■ Do this ■
Copy the data that follows, character for character, minus the pictures.

-- start of Dataset excerpts --

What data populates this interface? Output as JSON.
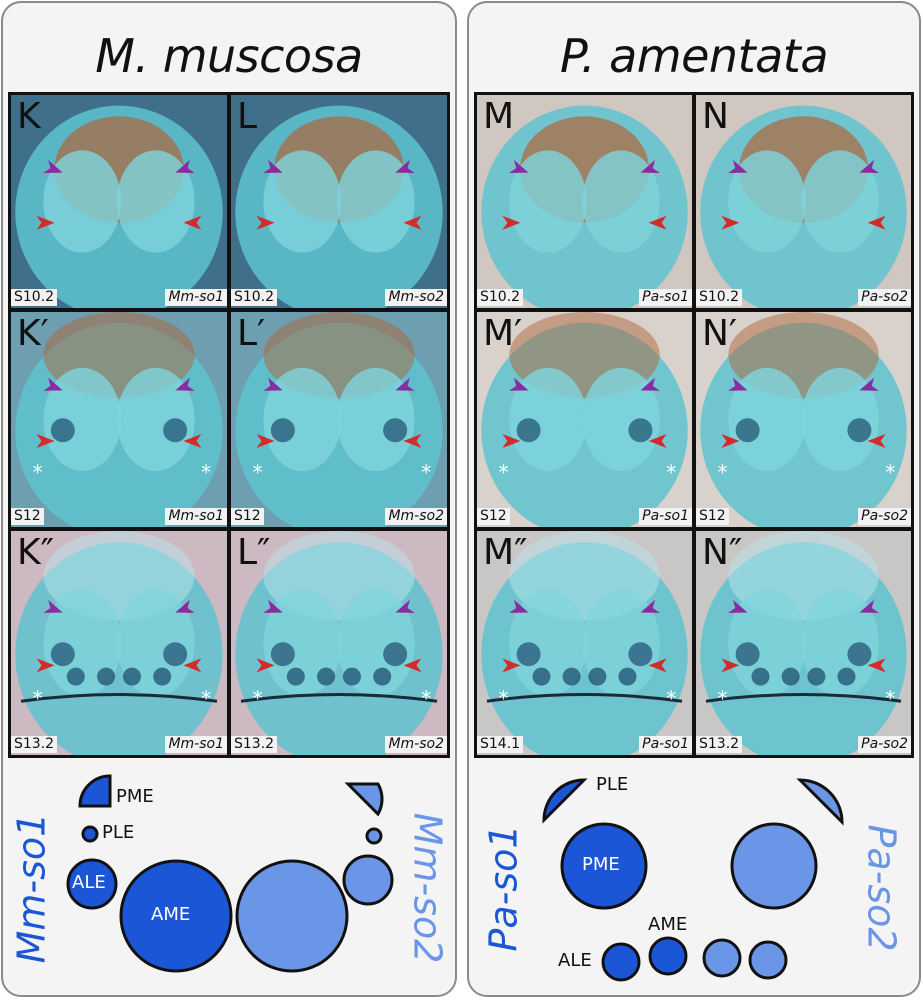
{
  "left": {
    "species": "M. muscosa",
    "panels": [
      {
        "letter": "K",
        "stage": "S10.2",
        "gene": "Mm-so1"
      },
      {
        "letter": "L",
        "stage": "S10.2",
        "gene": "Mm-so2"
      },
      {
        "letter": "K′",
        "stage": "S12",
        "gene": "Mm-so1"
      },
      {
        "letter": "L′",
        "stage": "S12",
        "gene": "Mm-so2"
      },
      {
        "letter": "K″",
        "stage": "S13.2",
        "gene": "Mm-so1"
      },
      {
        "letter": "L″",
        "stage": "S13.2",
        "gene": "Mm-so2"
      }
    ],
    "diagram": {
      "gene_left": "Mm-so1",
      "gene_right": "Mm-so2",
      "labels": {
        "pme": "PME",
        "ple": "PLE",
        "ale": "ALE",
        "ame": "AME"
      }
    }
  },
  "right": {
    "species": "P. amentata",
    "panels": [
      {
        "letter": "M",
        "stage": "S10.2",
        "gene": "Pa-so1"
      },
      {
        "letter": "N",
        "stage": "S10.2",
        "gene": "Pa-so2"
      },
      {
        "letter": "M′",
        "stage": "S12",
        "gene": "Pa-so1"
      },
      {
        "letter": "N′",
        "stage": "S12",
        "gene": "Pa-so2"
      },
      {
        "letter": "M″",
        "stage": "S14.1",
        "gene": "Pa-so1"
      },
      {
        "letter": "N″",
        "stage": "S13.2",
        "gene": "Pa-so2"
      }
    ],
    "diagram": {
      "gene_left": "Pa-so1",
      "gene_right": "Pa-so2",
      "labels": {
        "ple": "PLE",
        "pme": "PME",
        "ame": "AME",
        "ale": "ALE"
      }
    }
  },
  "colors": {
    "so1": "#1a56d6",
    "so2": "#6b95e6",
    "tissue": "#5ec3cf",
    "yolk": "#b0663a",
    "arrow_red": "#d42a2a",
    "arrow_purple": "#8a2ba0"
  }
}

-- end of Dataset excerpts --

■ Result for this exercise ■
What data populates this interface? Output as JSON.
{
  "left": {
    "species": "M. muscosa",
    "panels": [
      {
        "letter": "K",
        "stage": "S10.2",
        "gene": "Mm-so1"
      },
      {
        "letter": "L",
        "stage": "S10.2",
        "gene": "Mm-so2"
      },
      {
        "letter": "K′",
        "stage": "S12",
        "gene": "Mm-so1"
      },
      {
        "letter": "L′",
        "stage": "S12",
        "gene": "Mm-so2"
      },
      {
        "letter": "K″",
        "stage": "S13.2",
        "gene": "Mm-so1"
      },
      {
        "letter": "L″",
        "stage": "S13.2",
        "gene": "Mm-so2"
      }
    ],
    "diagram": {
      "gene_left": "Mm-so1",
      "gene_right": "Mm-so2",
      "labels": {
        "pme": "PME",
        "ple": "PLE",
        "ale": "ALE",
        "ame": "AME"
      }
    }
  },
  "right": {
    "species": "P. amentata",
    "panels": [
      {
        "letter": "M",
        "stage": "S10.2",
        "gene": "Pa-so1"
      },
      {
        "letter": "N",
        "stage": "S10.2",
        "gene": "Pa-so2"
      },
      {
        "letter": "M′",
        "stage": "S12",
        "gene": "Pa-so1"
      },
      {
        "letter": "N′",
        "stage": "S12",
        "gene": "Pa-so2"
      },
      {
        "letter": "M″",
        "stage": "S14.1",
        "gene": "Pa-so1"
      },
      {
        "letter": "N″",
        "stage": "S13.2",
        "gene": "Pa-so2"
      }
    ],
    "diagram": {
      "gene_left": "Pa-so1",
      "gene_right": "Pa-so2",
      "labels": {
        "ple": "PLE",
        "pme": "PME",
        "ame": "AME",
        "ale": "ALE"
      }
    }
  },
  "colors": {
    "so1": "#1a56d6",
    "so2": "#6b95e6",
    "tissue": "#5ec3cf",
    "yolk": "#b0663a",
    "arrow_red": "#d42a2a",
    "arrow_purple": "#8a2ba0"
  }
}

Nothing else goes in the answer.